• **RECORDED INFORMATION**
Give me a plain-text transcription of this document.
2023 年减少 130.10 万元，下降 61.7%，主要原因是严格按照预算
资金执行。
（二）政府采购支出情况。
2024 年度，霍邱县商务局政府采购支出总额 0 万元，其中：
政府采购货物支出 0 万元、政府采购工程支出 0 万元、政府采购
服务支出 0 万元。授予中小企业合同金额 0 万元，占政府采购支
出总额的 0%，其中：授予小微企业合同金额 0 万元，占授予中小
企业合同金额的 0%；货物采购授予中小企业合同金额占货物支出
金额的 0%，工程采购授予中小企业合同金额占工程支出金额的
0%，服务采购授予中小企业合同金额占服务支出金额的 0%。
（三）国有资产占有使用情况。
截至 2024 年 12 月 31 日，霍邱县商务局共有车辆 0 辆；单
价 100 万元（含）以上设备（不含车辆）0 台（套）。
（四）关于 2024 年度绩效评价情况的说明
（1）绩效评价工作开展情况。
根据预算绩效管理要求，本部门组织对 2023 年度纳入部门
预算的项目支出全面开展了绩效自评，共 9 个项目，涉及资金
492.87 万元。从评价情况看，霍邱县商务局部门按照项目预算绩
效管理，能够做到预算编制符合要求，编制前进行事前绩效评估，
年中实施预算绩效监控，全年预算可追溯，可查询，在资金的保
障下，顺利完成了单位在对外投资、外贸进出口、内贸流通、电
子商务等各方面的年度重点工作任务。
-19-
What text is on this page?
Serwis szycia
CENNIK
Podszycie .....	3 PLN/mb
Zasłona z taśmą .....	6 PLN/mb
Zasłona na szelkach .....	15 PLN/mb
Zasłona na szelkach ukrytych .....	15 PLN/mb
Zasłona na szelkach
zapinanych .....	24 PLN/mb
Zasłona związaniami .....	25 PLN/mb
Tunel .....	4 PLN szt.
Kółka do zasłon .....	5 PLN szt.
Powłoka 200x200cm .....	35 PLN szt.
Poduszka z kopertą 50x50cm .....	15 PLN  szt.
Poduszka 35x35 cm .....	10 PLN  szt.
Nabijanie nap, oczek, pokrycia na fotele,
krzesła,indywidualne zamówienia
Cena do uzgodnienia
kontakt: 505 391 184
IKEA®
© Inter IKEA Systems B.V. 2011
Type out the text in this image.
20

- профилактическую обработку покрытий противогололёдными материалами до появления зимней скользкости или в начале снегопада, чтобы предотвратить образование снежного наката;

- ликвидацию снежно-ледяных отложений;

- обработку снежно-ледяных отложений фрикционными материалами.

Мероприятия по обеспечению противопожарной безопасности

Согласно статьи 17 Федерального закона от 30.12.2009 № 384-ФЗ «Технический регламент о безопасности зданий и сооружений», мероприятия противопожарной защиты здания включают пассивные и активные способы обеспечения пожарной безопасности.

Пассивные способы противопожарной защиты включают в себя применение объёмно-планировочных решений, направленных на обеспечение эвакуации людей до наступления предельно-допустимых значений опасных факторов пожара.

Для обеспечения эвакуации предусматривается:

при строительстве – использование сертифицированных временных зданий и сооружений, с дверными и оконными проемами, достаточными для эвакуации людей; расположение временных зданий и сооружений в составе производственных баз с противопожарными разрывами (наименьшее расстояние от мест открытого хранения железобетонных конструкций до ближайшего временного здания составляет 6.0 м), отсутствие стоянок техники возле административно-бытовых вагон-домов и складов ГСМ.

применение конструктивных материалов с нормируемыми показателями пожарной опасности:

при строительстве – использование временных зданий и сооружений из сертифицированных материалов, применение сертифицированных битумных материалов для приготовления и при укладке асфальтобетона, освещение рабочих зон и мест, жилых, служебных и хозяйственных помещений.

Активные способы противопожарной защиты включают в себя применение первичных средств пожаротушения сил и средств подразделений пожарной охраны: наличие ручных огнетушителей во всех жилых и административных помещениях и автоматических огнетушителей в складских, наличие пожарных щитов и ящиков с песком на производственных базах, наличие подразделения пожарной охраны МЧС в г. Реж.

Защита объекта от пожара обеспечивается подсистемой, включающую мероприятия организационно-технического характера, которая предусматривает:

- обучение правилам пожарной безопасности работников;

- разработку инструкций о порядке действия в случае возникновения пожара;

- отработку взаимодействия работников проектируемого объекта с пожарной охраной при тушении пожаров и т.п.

• **YOUR GOAL**
Write down the full listing again, exactly.

• **FULL OUTPUT**
Give me a plain-text transcription of this document.
2023 年减少 130.10 万元，下降 61.7%，主要原因是严格按照预算
资金执行。
（二）政府采购支出情况。
2024 年度，霍邱县商务局政府采购支出总额 0 万元，其中：
政府采购货物支出 0 万元、政府采购工程支出 0 万元、政府采购
服务支出 0 万元。授予中小企业合同金额 0 万元，占政府采购支
出总额的 0%，其中：授予小微企业合同金额 0 万元，占授予中小
企业合同金额的 0%；货物采购授予中小企业合同金额占货物支出
金额的 0%，工程采购授予中小企业合同金额占工程支出金额的
0%，服务采购授予中小企业合同金额占服务支出金额的 0%。
（三）国有资产占有使用情况。
截至 2024 年 12 月 31 日，霍邱县商务局共有车辆 0 辆；单
价 100 万元（含）以上设备（不含车辆）0 台（套）。
（四）关于 2024 年度绩效评价情况的说明
（1）绩效评价工作开展情况。
根据预算绩效管理要求，本部门组织对 2023 年度纳入部门
预算的项目支出全面开展了绩效自评，共 9 个项目，涉及资金
492.87 万元。从评价情况看，霍邱县商务局部门按照项目预算绩
效管理，能够做到预算编制符合要求，编制前进行事前绩效评估，
年中实施预算绩效监控，全年预算可追溯，可查询，在资金的保
障下，顺利完成了单位在对外投资、外贸进出口、内贸流通、电
子商务等各方面的年度重点工作任务。
-19-
What text is on this page?
Serwis szycia
CENNIK
Podszycie .....	3 PLN/mb
Zasłona z taśmą .....	6 PLN/mb
Zasłona na szelkach .....	15 PLN/mb
Zasłona na szelkach ukrytych .....	15 PLN/mb
Zasłona na szelkach
zapinanych .....	24 PLN/mb
Zasłona związaniami .....	25 PLN/mb
Tunel .....	4 PLN szt.
Kółka do zasłon .....	5 PLN szt.
Powłoka 200x200cm .....	35 PLN szt.
Poduszka z kopertą 50x50cm .....	15 PLN  szt.
Poduszka 35x35 cm .....	10 PLN  szt.
Nabijanie nap, oczek, pokrycia na fotele,
krzesła,indywidualne zamówienia
Cena do uzgodnienia
kontakt: 505 391 184
IKEA®
© Inter IKEA Systems B.V. 2011
Type out the text in this image.
20

- профилактическую обработку покрытий противогололёдными материалами до появления зимней скользкости или в начале снегопада, чтобы предотвратить образование снежного наката;

- ликвидацию снежно-ледяных отложений;

- обработку снежно-ледяных отложений фрикционными материалами.

Мероприятия по обеспечению противопожарной безопасности

Согласно статьи 17 Федерального закона от 30.12.2009 № 384-ФЗ «Технический регламент о безопасности зданий и сооружений», мероприятия противопожарной защиты здания включают пассивные и активные способы обеспечения пожарной безопасности.

Пассивные способы противопожарной защиты включают в себя применение объёмно-планировочных решений, направленных на обеспечение эвакуации людей до наступления предельно-допустимых значений опасных факторов пожара.

Для обеспечения эвакуации предусматривается:

при строительстве – использование сертифицированных временных зданий и сооружений, с дверными и оконными проемами, достаточными для эвакуации людей; расположение временных зданий и сооружений в составе производственных баз с противопожарными разрывами (наименьшее расстояние от мест открытого хранения железобетонных конструкций до ближайшего временного здания составляет 6.0 м), отсутствие стоянок техники возле административно-бытовых вагон-домов и складов ГСМ.

применение конструктивных материалов с нормируемыми показателями пожарной опасности:

при строительстве – использование временных зданий и сооружений из сертифицированных материалов, применение сертифицированных битумных материалов для приготовления и при укладке асфальтобетона, освещение рабочих зон и мест, жилых, служебных и хозяйственных помещений.

Активные способы противопожарной защиты включают в себя применение первичных средств пожаротушения сил и средств подразделений пожарной охраны: наличие ручных огнетушителей во всех жилых и административных помещениях и автоматических огнетушителей в складских, наличие пожарных щитов и ящиков с песком на производственных базах, наличие подразделения пожарной охраны МЧС в г. Реж.

Защита объекта от пожара обеспечивается подсистемой, включающую мероприятия организационно-технического характера, которая предусматривает:

- обучение правилам пожарной безопасности работников;

- разработку инструкций о порядке действия в случае возникновения пожара;

- отработку взаимодействия работников проектируемого объекта с пожарной охраной при тушении пожаров и т.п.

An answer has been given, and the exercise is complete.